• THE TASK: Search the material below for the string "Choose" and list each line that holds it.

• SUPPLIED ENTRIES:
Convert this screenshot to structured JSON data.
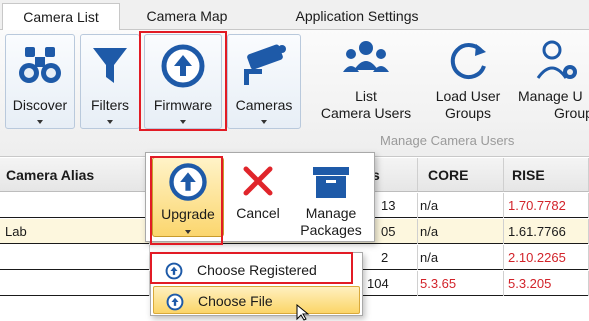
{
  "tabs": [
    {
      "label": "Camera List"
    },
    {
      "label": "Camera Map"
    },
    {
      "label": "Application Settings"
    }
  ],
  "ribbon": {
    "discover": {
      "label": "Discover",
      "icon": "binoculars-icon"
    },
    "filters": {
      "label": "Filters",
      "icon": "funnel-icon"
    },
    "firmware": {
      "label": "Firmware",
      "icon": "upload-circle-icon"
    },
    "cameras": {
      "label": "Cameras",
      "icon": "security-camera-icon"
    },
    "list_users": {
      "line1": "List",
      "line2": "Camera Users",
      "icon": "users-group-icon"
    },
    "load_groups": {
      "line1": "Load User",
      "line2": "Groups",
      "icon": "refresh-icon"
    },
    "manage_groups": {
      "line1": "Manage U",
      "line2": "Groups",
      "icon": "user-gear-icon"
    },
    "group_label": "Manage Camera Users"
  },
  "table": {
    "headers": [
      "Camera Alias",
      "s",
      "CORE",
      "RISE"
    ],
    "rows": [
      {
        "alias": "",
        "version": "13",
        "core": "n/a",
        "rise": "1.70.7782",
        "core_red": false,
        "rise_red": true
      },
      {
        "alias": "Lab",
        "version": "05",
        "core": "n/a",
        "rise": "1.61.7766",
        "core_red": false,
        "rise_red": false
      },
      {
        "alias": "",
        "version": "2",
        "core": "n/a",
        "rise": "2.10.2265",
        "core_red": false,
        "rise_red": true
      },
      {
        "alias": "",
        "version": "104",
        "core": "5.3.65",
        "rise": "5.3.205",
        "core_red": true,
        "rise_red": true
      }
    ]
  },
  "popup": {
    "upgrade": {
      "label": "Upgrade",
      "icon": "upload-circle-icon"
    },
    "cancel": {
      "label": "Cancel",
      "icon": "close-x-icon"
    },
    "manage_packages": {
      "line1": "Manage",
      "line2": "Packages",
      "icon": "archive-box-icon"
    }
  },
  "menu": {
    "items": [
      {
        "label": "Choose Registered"
      },
      {
        "label": "Choose File"
      }
    ]
  },
  "colors": {
    "highlight_red": "#e21b25",
    "version_red": "#d2232a",
    "accent_blue": "#1e5aa8",
    "hover_gold": "#fbd66e"
  }
}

• REPLY:
        "label": "Choose Registered"
        "label": "Choose File"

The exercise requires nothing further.